**WHAT NEEDS TO BE DONE:**
Search the entries for the word "Zealand". Copy each line in which it is found.
◇ ◇ ◇ ◇ ◇ ◇ ◇
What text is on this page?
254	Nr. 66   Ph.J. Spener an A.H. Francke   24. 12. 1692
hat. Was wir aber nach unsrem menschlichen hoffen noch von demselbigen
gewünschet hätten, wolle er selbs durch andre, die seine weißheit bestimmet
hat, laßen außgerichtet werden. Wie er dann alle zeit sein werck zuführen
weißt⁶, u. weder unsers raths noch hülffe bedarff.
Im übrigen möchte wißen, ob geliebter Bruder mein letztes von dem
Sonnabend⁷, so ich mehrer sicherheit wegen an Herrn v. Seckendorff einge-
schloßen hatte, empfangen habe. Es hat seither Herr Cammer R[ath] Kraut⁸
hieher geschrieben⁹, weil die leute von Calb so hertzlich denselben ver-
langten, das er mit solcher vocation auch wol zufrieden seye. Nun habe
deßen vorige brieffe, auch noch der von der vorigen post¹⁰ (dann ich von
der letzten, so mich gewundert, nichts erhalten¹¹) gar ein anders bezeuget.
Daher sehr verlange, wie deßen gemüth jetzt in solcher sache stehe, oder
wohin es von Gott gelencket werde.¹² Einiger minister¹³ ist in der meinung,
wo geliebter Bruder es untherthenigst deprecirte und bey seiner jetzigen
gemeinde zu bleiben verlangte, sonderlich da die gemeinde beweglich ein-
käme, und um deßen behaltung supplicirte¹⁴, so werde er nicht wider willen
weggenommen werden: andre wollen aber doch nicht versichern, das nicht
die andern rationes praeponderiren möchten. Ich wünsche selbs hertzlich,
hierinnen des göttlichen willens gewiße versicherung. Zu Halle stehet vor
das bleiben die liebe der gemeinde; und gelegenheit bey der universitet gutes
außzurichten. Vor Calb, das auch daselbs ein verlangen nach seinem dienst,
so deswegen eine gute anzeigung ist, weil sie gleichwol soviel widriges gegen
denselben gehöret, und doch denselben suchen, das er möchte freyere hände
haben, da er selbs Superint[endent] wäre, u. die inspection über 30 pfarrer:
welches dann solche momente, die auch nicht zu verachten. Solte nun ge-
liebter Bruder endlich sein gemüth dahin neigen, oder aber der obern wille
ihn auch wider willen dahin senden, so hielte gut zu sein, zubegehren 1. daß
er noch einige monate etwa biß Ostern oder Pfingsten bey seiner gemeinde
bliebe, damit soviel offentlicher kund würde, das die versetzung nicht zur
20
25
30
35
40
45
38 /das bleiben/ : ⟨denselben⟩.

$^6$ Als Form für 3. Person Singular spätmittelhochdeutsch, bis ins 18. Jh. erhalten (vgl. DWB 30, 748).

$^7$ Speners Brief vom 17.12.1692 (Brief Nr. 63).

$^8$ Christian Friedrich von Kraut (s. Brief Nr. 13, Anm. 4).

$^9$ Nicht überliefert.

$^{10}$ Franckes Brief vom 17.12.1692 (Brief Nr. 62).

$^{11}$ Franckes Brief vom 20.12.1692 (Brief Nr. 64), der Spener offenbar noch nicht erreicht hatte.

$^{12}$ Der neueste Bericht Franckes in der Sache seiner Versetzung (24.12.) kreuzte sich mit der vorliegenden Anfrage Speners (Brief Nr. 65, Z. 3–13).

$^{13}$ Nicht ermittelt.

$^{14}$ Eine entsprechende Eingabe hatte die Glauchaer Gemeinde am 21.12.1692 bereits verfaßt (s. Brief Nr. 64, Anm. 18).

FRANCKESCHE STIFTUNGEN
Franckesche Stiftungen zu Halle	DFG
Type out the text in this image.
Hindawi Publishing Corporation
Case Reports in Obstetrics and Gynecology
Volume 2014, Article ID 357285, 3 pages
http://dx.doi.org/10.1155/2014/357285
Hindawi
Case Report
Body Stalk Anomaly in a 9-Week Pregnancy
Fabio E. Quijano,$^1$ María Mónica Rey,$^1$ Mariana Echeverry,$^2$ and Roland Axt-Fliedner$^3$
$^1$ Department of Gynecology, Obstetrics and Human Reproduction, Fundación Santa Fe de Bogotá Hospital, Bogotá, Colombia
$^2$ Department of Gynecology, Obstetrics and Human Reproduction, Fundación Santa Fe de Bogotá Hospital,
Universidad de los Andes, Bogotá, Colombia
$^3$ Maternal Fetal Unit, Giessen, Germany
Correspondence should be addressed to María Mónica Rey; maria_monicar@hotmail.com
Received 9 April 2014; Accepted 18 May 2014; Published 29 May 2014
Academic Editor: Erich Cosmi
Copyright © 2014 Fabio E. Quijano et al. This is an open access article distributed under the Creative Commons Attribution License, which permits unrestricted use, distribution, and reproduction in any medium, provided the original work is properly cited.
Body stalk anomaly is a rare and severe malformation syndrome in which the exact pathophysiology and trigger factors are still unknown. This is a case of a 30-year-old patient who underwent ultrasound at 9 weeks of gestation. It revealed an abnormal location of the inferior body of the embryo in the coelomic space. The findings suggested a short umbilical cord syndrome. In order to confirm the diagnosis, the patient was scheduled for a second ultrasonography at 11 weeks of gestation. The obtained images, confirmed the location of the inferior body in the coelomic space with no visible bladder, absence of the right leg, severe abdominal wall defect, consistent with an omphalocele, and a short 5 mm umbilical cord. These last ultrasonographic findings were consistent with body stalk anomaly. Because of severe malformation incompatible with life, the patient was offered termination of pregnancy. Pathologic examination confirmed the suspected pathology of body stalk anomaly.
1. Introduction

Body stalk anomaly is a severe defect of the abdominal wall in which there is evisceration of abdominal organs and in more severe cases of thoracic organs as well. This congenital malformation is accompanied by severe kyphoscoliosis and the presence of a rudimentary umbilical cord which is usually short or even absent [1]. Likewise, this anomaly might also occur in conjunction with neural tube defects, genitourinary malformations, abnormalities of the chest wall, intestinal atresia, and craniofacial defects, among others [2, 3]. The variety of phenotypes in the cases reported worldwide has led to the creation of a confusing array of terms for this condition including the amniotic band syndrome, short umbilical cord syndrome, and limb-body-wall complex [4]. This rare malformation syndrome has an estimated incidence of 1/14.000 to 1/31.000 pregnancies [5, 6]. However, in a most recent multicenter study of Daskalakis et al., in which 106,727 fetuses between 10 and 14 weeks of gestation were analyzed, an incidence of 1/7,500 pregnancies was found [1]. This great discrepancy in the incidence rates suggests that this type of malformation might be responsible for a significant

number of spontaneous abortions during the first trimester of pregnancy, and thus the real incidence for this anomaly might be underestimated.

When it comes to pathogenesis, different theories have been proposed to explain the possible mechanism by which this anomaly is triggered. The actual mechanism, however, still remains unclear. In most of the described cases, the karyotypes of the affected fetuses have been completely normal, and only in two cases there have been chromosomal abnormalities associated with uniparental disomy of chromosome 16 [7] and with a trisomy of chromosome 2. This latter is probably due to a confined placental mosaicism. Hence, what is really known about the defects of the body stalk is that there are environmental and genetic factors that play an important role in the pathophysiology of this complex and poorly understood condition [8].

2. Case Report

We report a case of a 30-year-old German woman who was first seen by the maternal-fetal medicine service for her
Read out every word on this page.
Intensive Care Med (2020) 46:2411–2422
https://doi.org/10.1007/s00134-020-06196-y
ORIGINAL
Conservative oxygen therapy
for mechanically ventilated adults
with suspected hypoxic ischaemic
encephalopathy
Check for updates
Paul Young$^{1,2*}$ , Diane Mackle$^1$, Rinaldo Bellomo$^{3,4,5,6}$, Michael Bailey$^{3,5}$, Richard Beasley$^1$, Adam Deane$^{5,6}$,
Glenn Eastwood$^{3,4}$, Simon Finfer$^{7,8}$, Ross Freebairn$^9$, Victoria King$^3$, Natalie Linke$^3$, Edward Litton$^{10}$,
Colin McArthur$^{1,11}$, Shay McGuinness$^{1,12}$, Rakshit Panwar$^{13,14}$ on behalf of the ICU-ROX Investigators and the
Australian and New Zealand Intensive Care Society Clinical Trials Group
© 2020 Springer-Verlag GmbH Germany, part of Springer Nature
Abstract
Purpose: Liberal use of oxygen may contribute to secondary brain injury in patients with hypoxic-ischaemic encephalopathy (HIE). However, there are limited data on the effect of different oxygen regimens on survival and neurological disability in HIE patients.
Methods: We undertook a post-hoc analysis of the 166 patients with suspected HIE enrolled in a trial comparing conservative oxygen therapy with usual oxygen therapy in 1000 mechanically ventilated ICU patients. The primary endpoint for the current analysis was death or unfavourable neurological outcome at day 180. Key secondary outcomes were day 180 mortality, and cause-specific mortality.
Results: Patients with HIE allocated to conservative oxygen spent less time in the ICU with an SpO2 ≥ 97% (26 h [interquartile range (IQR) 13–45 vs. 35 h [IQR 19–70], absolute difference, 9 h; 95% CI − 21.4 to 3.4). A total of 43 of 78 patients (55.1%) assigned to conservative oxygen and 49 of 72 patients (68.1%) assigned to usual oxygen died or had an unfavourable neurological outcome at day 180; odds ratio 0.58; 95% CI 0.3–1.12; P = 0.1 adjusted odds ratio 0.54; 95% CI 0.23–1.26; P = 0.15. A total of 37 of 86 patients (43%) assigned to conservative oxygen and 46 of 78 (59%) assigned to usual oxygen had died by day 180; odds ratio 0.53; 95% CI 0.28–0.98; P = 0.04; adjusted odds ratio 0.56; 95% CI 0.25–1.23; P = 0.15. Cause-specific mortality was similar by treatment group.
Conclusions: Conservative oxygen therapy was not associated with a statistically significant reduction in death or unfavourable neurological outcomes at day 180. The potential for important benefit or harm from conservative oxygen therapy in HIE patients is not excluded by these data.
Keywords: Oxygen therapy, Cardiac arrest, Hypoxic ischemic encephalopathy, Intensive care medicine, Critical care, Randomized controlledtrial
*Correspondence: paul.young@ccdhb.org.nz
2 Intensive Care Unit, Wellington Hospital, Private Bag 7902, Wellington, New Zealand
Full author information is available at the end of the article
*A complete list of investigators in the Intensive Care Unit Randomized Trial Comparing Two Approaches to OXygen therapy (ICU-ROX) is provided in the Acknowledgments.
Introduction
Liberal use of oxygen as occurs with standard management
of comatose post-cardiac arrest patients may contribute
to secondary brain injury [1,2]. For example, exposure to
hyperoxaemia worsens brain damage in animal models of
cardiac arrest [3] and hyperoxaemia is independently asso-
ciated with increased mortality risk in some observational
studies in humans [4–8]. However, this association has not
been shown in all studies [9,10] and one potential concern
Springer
◇ ◇ ◇ ◇ ◇ ◇ ◇
**TASK RESULT:**
Australian and New Zealand Intensive Care Society Clinical Trials Group
2 Intensive Care Unit, Wellington Hospital, Private Bag 7902, Wellington, New Zealand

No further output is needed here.